YOUR INSTRUCTIONS
Make an exact copy of the entries, and keep any pictures out of it.

Records that describe figures
########

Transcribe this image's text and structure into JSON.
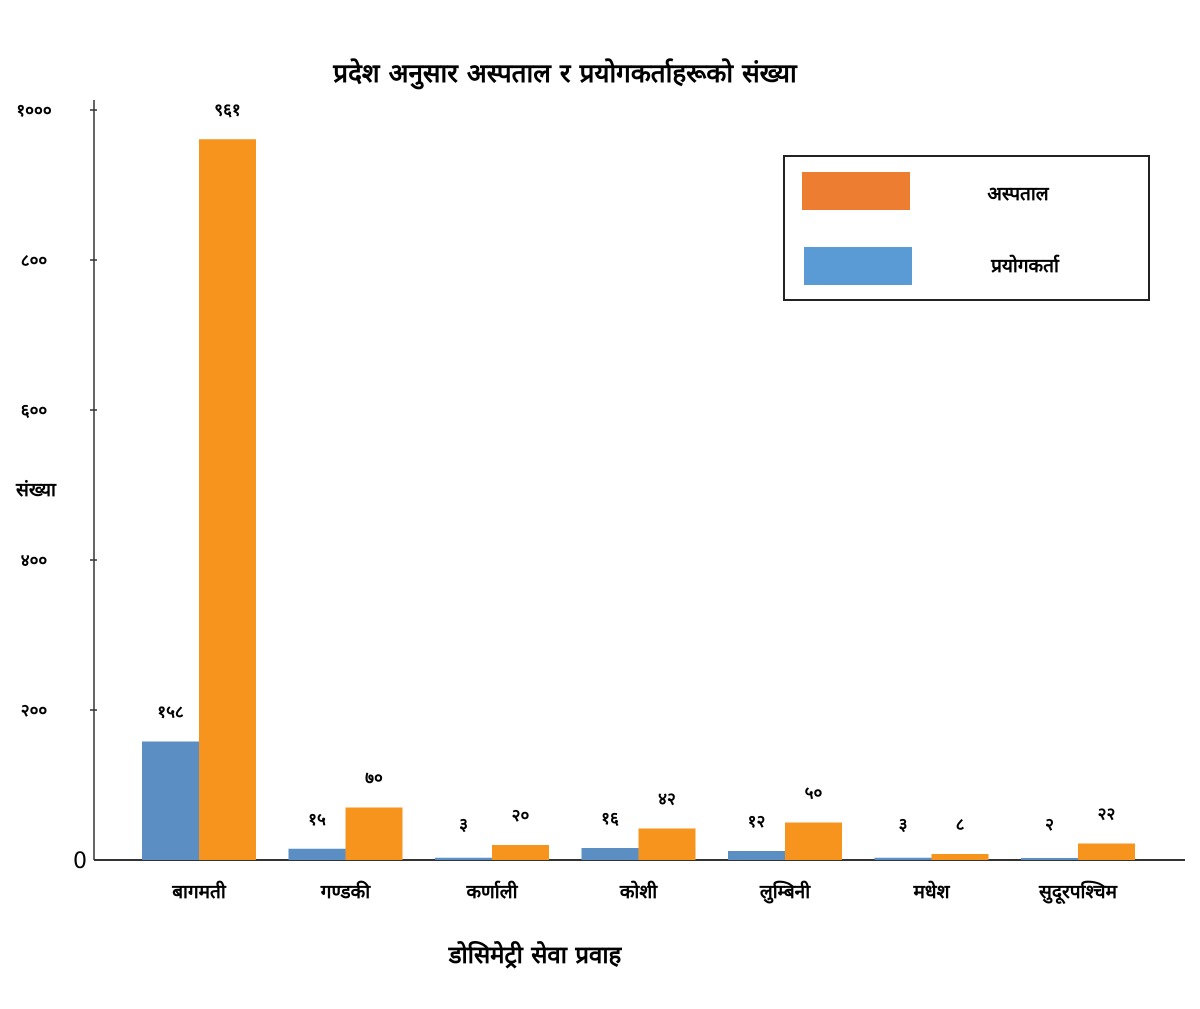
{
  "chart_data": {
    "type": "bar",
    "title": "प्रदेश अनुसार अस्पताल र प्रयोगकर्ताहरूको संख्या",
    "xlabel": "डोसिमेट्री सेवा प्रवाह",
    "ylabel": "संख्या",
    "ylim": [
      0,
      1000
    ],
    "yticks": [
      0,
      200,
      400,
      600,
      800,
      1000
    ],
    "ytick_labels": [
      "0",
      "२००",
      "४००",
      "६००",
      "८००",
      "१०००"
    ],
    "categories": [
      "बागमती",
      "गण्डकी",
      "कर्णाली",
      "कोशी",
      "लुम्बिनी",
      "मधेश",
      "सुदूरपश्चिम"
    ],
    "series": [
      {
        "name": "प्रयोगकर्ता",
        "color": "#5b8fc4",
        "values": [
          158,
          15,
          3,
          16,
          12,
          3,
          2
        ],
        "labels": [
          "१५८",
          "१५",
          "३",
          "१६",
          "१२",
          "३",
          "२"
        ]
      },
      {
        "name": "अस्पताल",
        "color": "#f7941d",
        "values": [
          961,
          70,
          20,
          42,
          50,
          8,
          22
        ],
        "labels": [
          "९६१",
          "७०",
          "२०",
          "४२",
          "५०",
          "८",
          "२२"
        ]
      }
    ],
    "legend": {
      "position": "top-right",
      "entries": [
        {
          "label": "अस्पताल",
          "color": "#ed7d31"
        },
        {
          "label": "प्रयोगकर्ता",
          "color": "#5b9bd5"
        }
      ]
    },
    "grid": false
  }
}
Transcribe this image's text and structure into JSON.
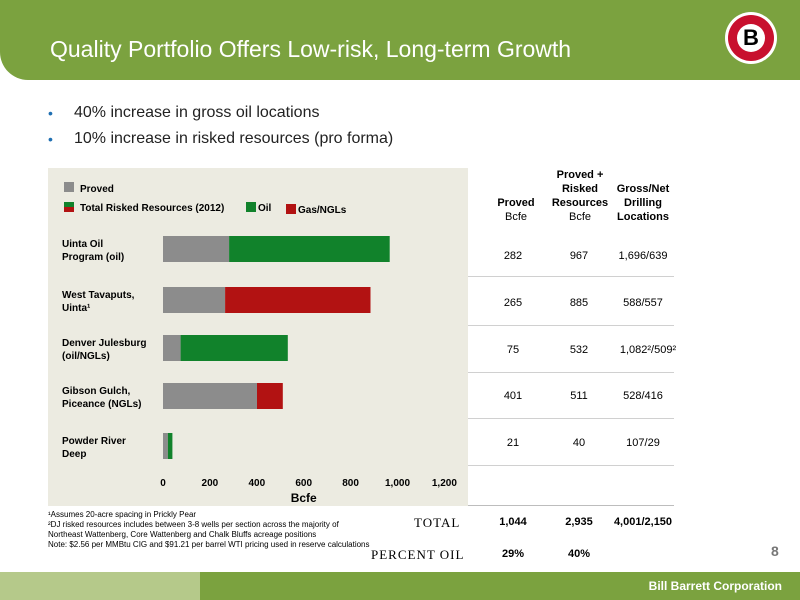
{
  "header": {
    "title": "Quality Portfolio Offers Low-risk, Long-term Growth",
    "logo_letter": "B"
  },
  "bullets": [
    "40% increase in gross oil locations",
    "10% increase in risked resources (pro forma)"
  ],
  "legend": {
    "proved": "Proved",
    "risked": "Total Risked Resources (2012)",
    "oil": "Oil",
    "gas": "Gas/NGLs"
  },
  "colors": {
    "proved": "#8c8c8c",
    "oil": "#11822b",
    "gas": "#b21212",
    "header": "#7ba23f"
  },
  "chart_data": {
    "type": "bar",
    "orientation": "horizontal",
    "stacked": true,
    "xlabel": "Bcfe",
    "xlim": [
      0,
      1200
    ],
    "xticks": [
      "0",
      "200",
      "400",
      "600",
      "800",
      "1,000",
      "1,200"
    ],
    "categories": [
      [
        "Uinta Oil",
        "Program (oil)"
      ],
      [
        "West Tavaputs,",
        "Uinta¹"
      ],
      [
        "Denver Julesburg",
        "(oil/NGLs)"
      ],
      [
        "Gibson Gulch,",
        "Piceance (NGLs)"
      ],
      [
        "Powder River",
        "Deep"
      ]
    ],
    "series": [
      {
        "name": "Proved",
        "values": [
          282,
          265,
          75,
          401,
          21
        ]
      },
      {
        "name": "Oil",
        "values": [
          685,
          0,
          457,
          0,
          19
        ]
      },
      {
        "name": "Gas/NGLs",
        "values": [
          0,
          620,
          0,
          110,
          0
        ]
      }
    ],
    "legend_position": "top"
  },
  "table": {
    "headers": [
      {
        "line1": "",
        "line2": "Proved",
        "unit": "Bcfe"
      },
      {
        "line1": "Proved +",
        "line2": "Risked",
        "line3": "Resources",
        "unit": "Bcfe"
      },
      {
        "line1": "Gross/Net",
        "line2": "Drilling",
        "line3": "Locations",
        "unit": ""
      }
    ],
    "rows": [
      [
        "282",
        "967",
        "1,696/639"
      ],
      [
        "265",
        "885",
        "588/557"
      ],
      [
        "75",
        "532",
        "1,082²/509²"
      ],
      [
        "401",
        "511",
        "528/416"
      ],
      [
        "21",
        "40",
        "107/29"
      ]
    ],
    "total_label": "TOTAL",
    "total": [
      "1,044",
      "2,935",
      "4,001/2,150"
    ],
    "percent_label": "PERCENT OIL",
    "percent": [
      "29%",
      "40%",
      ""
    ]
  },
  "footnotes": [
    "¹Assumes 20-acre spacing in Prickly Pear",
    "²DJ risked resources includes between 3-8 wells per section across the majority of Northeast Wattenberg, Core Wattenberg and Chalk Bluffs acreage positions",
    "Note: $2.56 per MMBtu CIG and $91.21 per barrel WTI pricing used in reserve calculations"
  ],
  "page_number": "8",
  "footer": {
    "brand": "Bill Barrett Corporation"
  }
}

########

TASK OUTPUT
Transcribe this image's text and structure into JSON.
{
  "chart_data": {
    "type": "bar",
    "title": "प्रदेश अनुसार अस्पताल र प्रयोगकर्ताहरूको संख्या",
    "xlabel": "डोसिमेट्री सेवा प्रवाह",
    "ylabel": "संख्या",
    "ylim": [
      0,
      1000
    ],
    "yticks": [
      0,
      200,
      400,
      600,
      800,
      1000
    ],
    "ytick_labels": [
      "0",
      "२००",
      "४००",
      "६००",
      "८००",
      "१०००"
    ],
    "categories": [
      "बागमती",
      "गण्डकी",
      "कर्णाली",
      "कोशी",
      "लुम्बिनी",
      "मधेश",
      "सुदूरपश्चिम"
    ],
    "series": [
      {
        "name": "प्रयोगकर्ता",
        "color": "#5b8fc4",
        "values": [
          158,
          15,
          3,
          16,
          12,
          3,
          2
        ],
        "labels": [
          "१५८",
          "१५",
          "३",
          "१६",
          "१२",
          "३",
          "२"
        ]
      },
      {
        "name": "अस्पताल",
        "color": "#f7941d",
        "values": [
          961,
          70,
          20,
          42,
          50,
          8,
          22
        ],
        "labels": [
          "९६१",
          "७०",
          "२०",
          "४२",
          "५०",
          "८",
          "२२"
        ]
      }
    ],
    "legend": {
      "position": "top-right",
      "entries": [
        {
          "label": "अस्पताल",
          "color": "#ed7d31"
        },
        {
          "label": "प्रयोगकर्ता",
          "color": "#5b9bd5"
        }
      ]
    },
    "grid": false
  }
}
Transcribe this image's text and structure into JSON.
{
  "header": {
    "title": "Quality Portfolio Offers Low-risk, Long-term Growth",
    "logo_letter": "B"
  },
  "bullets": [
    "40% increase in gross oil locations",
    "10% increase in risked resources (pro forma)"
  ],
  "legend": {
    "proved": "Proved",
    "risked": "Total Risked Resources (2012)",
    "oil": "Oil",
    "gas": "Gas/NGLs"
  },
  "colors": {
    "proved": "#8c8c8c",
    "oil": "#11822b",
    "gas": "#b21212",
    "header": "#7ba23f"
  },
  "chart_data": {
    "type": "bar",
    "orientation": "horizontal",
    "stacked": true,
    "xlabel": "Bcfe",
    "xlim": [
      0,
      1200
    ],
    "xticks": [
      "0",
      "200",
      "400",
      "600",
      "800",
      "1,000",
      "1,200"
    ],
    "categories": [
      [
        "Uinta Oil",
        "Program (oil)"
      ],
      [
        "West Tavaputs,",
        "Uinta¹"
      ],
      [
        "Denver Julesburg",
        "(oil/NGLs)"
      ],
      [
        "Gibson Gulch,",
        "Piceance (NGLs)"
      ],
      [
        "Powder River",
        "Deep"
      ]
    ],
    "series": [
      {
        "name": "Proved",
        "values": [
          282,
          265,
          75,
          401,
          21
        ]
      },
      {
        "name": "Oil",
        "values": [
          685,
          0,
          457,
          0,
          19
        ]
      },
      {
        "name": "Gas/NGLs",
        "values": [
          0,
          620,
          0,
          110,
          0
        ]
      }
    ],
    "legend_position": "top"
  },
  "table": {
    "headers": [
      {
        "line1": "",
        "line2": "Proved",
        "unit": "Bcfe"
      },
      {
        "line1": "Proved +",
        "line2": "Risked",
        "line3": "Resources",
        "unit": "Bcfe"
      },
      {
        "line1": "Gross/Net",
        "line2": "Drilling",
        "line3": "Locations",
        "unit": ""
      }
    ],
    "rows": [
      [
        "282",
        "967",
        "1,696/639"
      ],
      [
        "265",
        "885",
        "588/557"
      ],
      [
        "75",
        "532",
        "1,082²/509²"
      ],
      [
        "401",
        "511",
        "528/416"
      ],
      [
        "21",
        "40",
        "107/29"
      ]
    ],
    "total_label": "TOTAL",
    "total": [
      "1,044",
      "2,935",
      "4,001/2,150"
    ],
    "percent_label": "PERCENT OIL",
    "percent": [
      "29%",
      "40%",
      ""
    ]
  },
  "footnotes": [
    "¹Assumes 20-acre spacing in Prickly Pear",
    "²DJ risked resources includes between 3-8 wells per section across the majority of Northeast Wattenberg, Core Wattenberg and Chalk Bluffs acreage positions",
    "Note: $2.56 per MMBtu CIG and $91.21 per barrel WTI pricing used in reserve calculations"
  ],
  "page_number": "8",
  "footer": {
    "brand": "Bill Barrett Corporation"
  }
}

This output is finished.